** Start of SUPPLIED RECORDS **

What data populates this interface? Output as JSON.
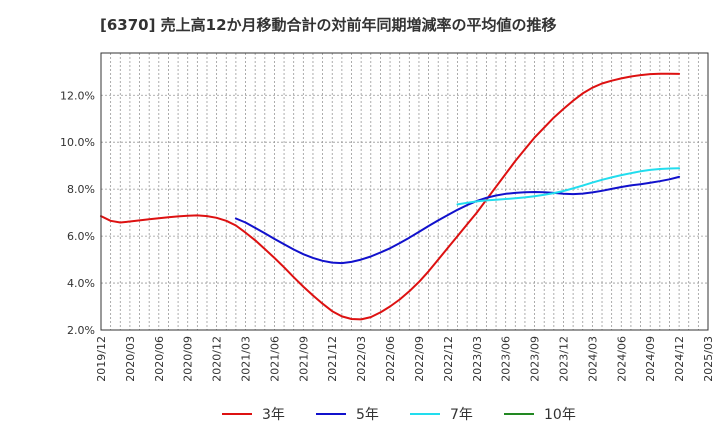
{
  "chart_data": {
    "type": "line",
    "title": "[6370]  売上高12か月移動合計の対前年同期増減率の平均値の推移",
    "xlabel": "",
    "ylabel": "",
    "ylim": [
      2.0,
      13.8
    ],
    "y_ticks": [
      "2.0%",
      "4.0%",
      "6.0%",
      "8.0%",
      "10.0%",
      "12.0%"
    ],
    "y_tick_values": [
      2,
      4,
      6,
      8,
      10,
      12
    ],
    "x_ticks": [
      "2019/12",
      "2020/03",
      "2020/06",
      "2020/09",
      "2020/12",
      "2021/03",
      "2021/06",
      "2021/09",
      "2021/12",
      "2022/03",
      "2022/06",
      "2022/09",
      "2022/12",
      "2023/03",
      "2023/06",
      "2023/09",
      "2023/12",
      "2024/03",
      "2024/06",
      "2024/09",
      "2024/12",
      "2025/03"
    ],
    "grid": true,
    "legend_position": "bottom",
    "series": [
      {
        "name": "3年",
        "color": "#dd1111",
        "points": [
          [
            "2019/12",
            6.85
          ],
          [
            "2020/01",
            6.65
          ],
          [
            "2020/02",
            6.58
          ],
          [
            "2020/03",
            6.62
          ],
          [
            "2020/04",
            6.67
          ],
          [
            "2020/05",
            6.72
          ],
          [
            "2020/06",
            6.76
          ],
          [
            "2020/07",
            6.8
          ],
          [
            "2020/08",
            6.84
          ],
          [
            "2020/09",
            6.87
          ],
          [
            "2020/10",
            6.88
          ],
          [
            "2020/11",
            6.85
          ],
          [
            "2020/12",
            6.78
          ],
          [
            "2021/01",
            6.65
          ],
          [
            "2021/02",
            6.45
          ],
          [
            "2021/03",
            6.15
          ],
          [
            "2021/04",
            5.82
          ],
          [
            "2021/05",
            5.45
          ],
          [
            "2021/06",
            5.07
          ],
          [
            "2021/07",
            4.67
          ],
          [
            "2021/08",
            4.25
          ],
          [
            "2021/09",
            3.85
          ],
          [
            "2021/10",
            3.47
          ],
          [
            "2021/11",
            3.12
          ],
          [
            "2021/12",
            2.8
          ],
          [
            "2022/01",
            2.58
          ],
          [
            "2022/02",
            2.47
          ],
          [
            "2022/03",
            2.45
          ],
          [
            "2022/04",
            2.55
          ],
          [
            "2022/05",
            2.75
          ],
          [
            "2022/06",
            3.0
          ],
          [
            "2022/07",
            3.3
          ],
          [
            "2022/08",
            3.65
          ],
          [
            "2022/09",
            4.05
          ],
          [
            "2022/10",
            4.5
          ],
          [
            "2022/11",
            5.0
          ],
          [
            "2022/12",
            5.5
          ],
          [
            "2023/01",
            6.0
          ],
          [
            "2023/02",
            6.5
          ],
          [
            "2023/03",
            7.0
          ],
          [
            "2023/04",
            7.55
          ],
          [
            "2023/05",
            8.1
          ],
          [
            "2023/06",
            8.65
          ],
          [
            "2023/07",
            9.2
          ],
          [
            "2023/08",
            9.7
          ],
          [
            "2023/09",
            10.2
          ],
          [
            "2023/10",
            10.62
          ],
          [
            "2023/11",
            11.05
          ],
          [
            "2023/12",
            11.42
          ],
          [
            "2024/01",
            11.77
          ],
          [
            "2024/02",
            12.08
          ],
          [
            "2024/03",
            12.32
          ],
          [
            "2024/04",
            12.5
          ],
          [
            "2024/05",
            12.62
          ],
          [
            "2024/06",
            12.72
          ],
          [
            "2024/07",
            12.8
          ],
          [
            "2024/08",
            12.86
          ],
          [
            "2024/09",
            12.9
          ],
          [
            "2024/10",
            12.92
          ],
          [
            "2024/11",
            12.92
          ],
          [
            "2024/12",
            12.91
          ]
        ]
      },
      {
        "name": "5年",
        "color": "#1111cc",
        "points": [
          [
            "2021/02",
            6.75
          ],
          [
            "2021/03",
            6.58
          ],
          [
            "2021/04",
            6.35
          ],
          [
            "2021/05",
            6.12
          ],
          [
            "2021/06",
            5.88
          ],
          [
            "2021/07",
            5.65
          ],
          [
            "2021/08",
            5.43
          ],
          [
            "2021/09",
            5.23
          ],
          [
            "2021/10",
            5.07
          ],
          [
            "2021/11",
            4.95
          ],
          [
            "2021/12",
            4.87
          ],
          [
            "2022/01",
            4.85
          ],
          [
            "2022/02",
            4.9
          ],
          [
            "2022/03",
            5.0
          ],
          [
            "2022/04",
            5.13
          ],
          [
            "2022/05",
            5.3
          ],
          [
            "2022/06",
            5.48
          ],
          [
            "2022/07",
            5.7
          ],
          [
            "2022/08",
            5.93
          ],
          [
            "2022/09",
            6.18
          ],
          [
            "2022/10",
            6.43
          ],
          [
            "2022/11",
            6.67
          ],
          [
            "2022/12",
            6.9
          ],
          [
            "2023/01",
            7.12
          ],
          [
            "2023/02",
            7.32
          ],
          [
            "2023/03",
            7.5
          ],
          [
            "2023/04",
            7.63
          ],
          [
            "2023/05",
            7.73
          ],
          [
            "2023/06",
            7.8
          ],
          [
            "2023/07",
            7.84
          ],
          [
            "2023/08",
            7.87
          ],
          [
            "2023/09",
            7.88
          ],
          [
            "2023/10",
            7.87
          ],
          [
            "2023/11",
            7.84
          ],
          [
            "2023/12",
            7.8
          ],
          [
            "2024/01",
            7.79
          ],
          [
            "2024/02",
            7.81
          ],
          [
            "2024/03",
            7.86
          ],
          [
            "2024/04",
            7.93
          ],
          [
            "2024/05",
            8.01
          ],
          [
            "2024/06",
            8.09
          ],
          [
            "2024/07",
            8.16
          ],
          [
            "2024/08",
            8.21
          ],
          [
            "2024/09",
            8.27
          ],
          [
            "2024/10",
            8.34
          ],
          [
            "2024/11",
            8.42
          ],
          [
            "2024/12",
            8.52
          ]
        ]
      },
      {
        "name": "7年",
        "color": "#22ddee",
        "points": [
          [
            "2023/01",
            7.35
          ],
          [
            "2023/02",
            7.42
          ],
          [
            "2023/03",
            7.48
          ],
          [
            "2023/04",
            7.52
          ],
          [
            "2023/05",
            7.55
          ],
          [
            "2023/06",
            7.58
          ],
          [
            "2023/07",
            7.61
          ],
          [
            "2023/08",
            7.65
          ],
          [
            "2023/09",
            7.7
          ],
          [
            "2023/10",
            7.76
          ],
          [
            "2023/11",
            7.83
          ],
          [
            "2023/12",
            7.92
          ],
          [
            "2024/01",
            8.03
          ],
          [
            "2024/02",
            8.15
          ],
          [
            "2024/03",
            8.28
          ],
          [
            "2024/04",
            8.4
          ],
          [
            "2024/05",
            8.5
          ],
          [
            "2024/06",
            8.6
          ],
          [
            "2024/07",
            8.68
          ],
          [
            "2024/08",
            8.76
          ],
          [
            "2024/09",
            8.82
          ],
          [
            "2024/10",
            8.86
          ],
          [
            "2024/11",
            8.88
          ],
          [
            "2024/12",
            8.89
          ]
        ]
      },
      {
        "name": "10年",
        "color": "#228822",
        "points": []
      }
    ]
  }
}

** End of SUPPLIED RECORDS **

WHAT TO DO:
The records above must be transcribed exactly. Pictures are left out of the copy.

SOLUTION FOR THIS TASK:
What data populates this interface? Output as JSON.
{
  "chart_data": {
    "type": "line",
    "title": "[6370]  売上高12か月移動合計の対前年同期増減率の平均値の推移",
    "xlabel": "",
    "ylabel": "",
    "ylim": [
      2.0,
      13.8
    ],
    "y_ticks": [
      "2.0%",
      "4.0%",
      "6.0%",
      "8.0%",
      "10.0%",
      "12.0%"
    ],
    "y_tick_values": [
      2,
      4,
      6,
      8,
      10,
      12
    ],
    "x_ticks": [
      "2019/12",
      "2020/03",
      "2020/06",
      "2020/09",
      "2020/12",
      "2021/03",
      "2021/06",
      "2021/09",
      "2021/12",
      "2022/03",
      "2022/06",
      "2022/09",
      "2022/12",
      "2023/03",
      "2023/06",
      "2023/09",
      "2023/12",
      "2024/03",
      "2024/06",
      "2024/09",
      "2024/12",
      "2025/03"
    ],
    "grid": true,
    "legend_position": "bottom",
    "series": [
      {
        "name": "3年",
        "color": "#dd1111",
        "points": [
          [
            "2019/12",
            6.85
          ],
          [
            "2020/01",
            6.65
          ],
          [
            "2020/02",
            6.58
          ],
          [
            "2020/03",
            6.62
          ],
          [
            "2020/04",
            6.67
          ],
          [
            "2020/05",
            6.72
          ],
          [
            "2020/06",
            6.76
          ],
          [
            "2020/07",
            6.8
          ],
          [
            "2020/08",
            6.84
          ],
          [
            "2020/09",
            6.87
          ],
          [
            "2020/10",
            6.88
          ],
          [
            "2020/11",
            6.85
          ],
          [
            "2020/12",
            6.78
          ],
          [
            "2021/01",
            6.65
          ],
          [
            "2021/02",
            6.45
          ],
          [
            "2021/03",
            6.15
          ],
          [
            "2021/04",
            5.82
          ],
          [
            "2021/05",
            5.45
          ],
          [
            "2021/06",
            5.07
          ],
          [
            "2021/07",
            4.67
          ],
          [
            "2021/08",
            4.25
          ],
          [
            "2021/09",
            3.85
          ],
          [
            "2021/10",
            3.47
          ],
          [
            "2021/11",
            3.12
          ],
          [
            "2021/12",
            2.8
          ],
          [
            "2022/01",
            2.58
          ],
          [
            "2022/02",
            2.47
          ],
          [
            "2022/03",
            2.45
          ],
          [
            "2022/04",
            2.55
          ],
          [
            "2022/05",
            2.75
          ],
          [
            "2022/06",
            3.0
          ],
          [
            "2022/07",
            3.3
          ],
          [
            "2022/08",
            3.65
          ],
          [
            "2022/09",
            4.05
          ],
          [
            "2022/10",
            4.5
          ],
          [
            "2022/11",
            5.0
          ],
          [
            "2022/12",
            5.5
          ],
          [
            "2023/01",
            6.0
          ],
          [
            "2023/02",
            6.5
          ],
          [
            "2023/03",
            7.0
          ],
          [
            "2023/04",
            7.55
          ],
          [
            "2023/05",
            8.1
          ],
          [
            "2023/06",
            8.65
          ],
          [
            "2023/07",
            9.2
          ],
          [
            "2023/08",
            9.7
          ],
          [
            "2023/09",
            10.2
          ],
          [
            "2023/10",
            10.62
          ],
          [
            "2023/11",
            11.05
          ],
          [
            "2023/12",
            11.42
          ],
          [
            "2024/01",
            11.77
          ],
          [
            "2024/02",
            12.08
          ],
          [
            "2024/03",
            12.32
          ],
          [
            "2024/04",
            12.5
          ],
          [
            "2024/05",
            12.62
          ],
          [
            "2024/06",
            12.72
          ],
          [
            "2024/07",
            12.8
          ],
          [
            "2024/08",
            12.86
          ],
          [
            "2024/09",
            12.9
          ],
          [
            "2024/10",
            12.92
          ],
          [
            "2024/11",
            12.92
          ],
          [
            "2024/12",
            12.91
          ]
        ]
      },
      {
        "name": "5年",
        "color": "#1111cc",
        "points": [
          [
            "2021/02",
            6.75
          ],
          [
            "2021/03",
            6.58
          ],
          [
            "2021/04",
            6.35
          ],
          [
            "2021/05",
            6.12
          ],
          [
            "2021/06",
            5.88
          ],
          [
            "2021/07",
            5.65
          ],
          [
            "2021/08",
            5.43
          ],
          [
            "2021/09",
            5.23
          ],
          [
            "2021/10",
            5.07
          ],
          [
            "2021/11",
            4.95
          ],
          [
            "2021/12",
            4.87
          ],
          [
            "2022/01",
            4.85
          ],
          [
            "2022/02",
            4.9
          ],
          [
            "2022/03",
            5.0
          ],
          [
            "2022/04",
            5.13
          ],
          [
            "2022/05",
            5.3
          ],
          [
            "2022/06",
            5.48
          ],
          [
            "2022/07",
            5.7
          ],
          [
            "2022/08",
            5.93
          ],
          [
            "2022/09",
            6.18
          ],
          [
            "2022/10",
            6.43
          ],
          [
            "2022/11",
            6.67
          ],
          [
            "2022/12",
            6.9
          ],
          [
            "2023/01",
            7.12
          ],
          [
            "2023/02",
            7.32
          ],
          [
            "2023/03",
            7.5
          ],
          [
            "2023/04",
            7.63
          ],
          [
            "2023/05",
            7.73
          ],
          [
            "2023/06",
            7.8
          ],
          [
            "2023/07",
            7.84
          ],
          [
            "2023/08",
            7.87
          ],
          [
            "2023/09",
            7.88
          ],
          [
            "2023/10",
            7.87
          ],
          [
            "2023/11",
            7.84
          ],
          [
            "2023/12",
            7.8
          ],
          [
            "2024/01",
            7.79
          ],
          [
            "2024/02",
            7.81
          ],
          [
            "2024/03",
            7.86
          ],
          [
            "2024/04",
            7.93
          ],
          [
            "2024/05",
            8.01
          ],
          [
            "2024/06",
            8.09
          ],
          [
            "2024/07",
            8.16
          ],
          [
            "2024/08",
            8.21
          ],
          [
            "2024/09",
            8.27
          ],
          [
            "2024/10",
            8.34
          ],
          [
            "2024/11",
            8.42
          ],
          [
            "2024/12",
            8.52
          ]
        ]
      },
      {
        "name": "7年",
        "color": "#22ddee",
        "points": [
          [
            "2023/01",
            7.35
          ],
          [
            "2023/02",
            7.42
          ],
          [
            "2023/03",
            7.48
          ],
          [
            "2023/04",
            7.52
          ],
          [
            "2023/05",
            7.55
          ],
          [
            "2023/06",
            7.58
          ],
          [
            "2023/07",
            7.61
          ],
          [
            "2023/08",
            7.65
          ],
          [
            "2023/09",
            7.7
          ],
          [
            "2023/10",
            7.76
          ],
          [
            "2023/11",
            7.83
          ],
          [
            "2023/12",
            7.92
          ],
          [
            "2024/01",
            8.03
          ],
          [
            "2024/02",
            8.15
          ],
          [
            "2024/03",
            8.28
          ],
          [
            "2024/04",
            8.4
          ],
          [
            "2024/05",
            8.5
          ],
          [
            "2024/06",
            8.6
          ],
          [
            "2024/07",
            8.68
          ],
          [
            "2024/08",
            8.76
          ],
          [
            "2024/09",
            8.82
          ],
          [
            "2024/10",
            8.86
          ],
          [
            "2024/11",
            8.88
          ],
          [
            "2024/12",
            8.89
          ]
        ]
      },
      {
        "name": "10年",
        "color": "#228822",
        "points": []
      }
    ]
  }
}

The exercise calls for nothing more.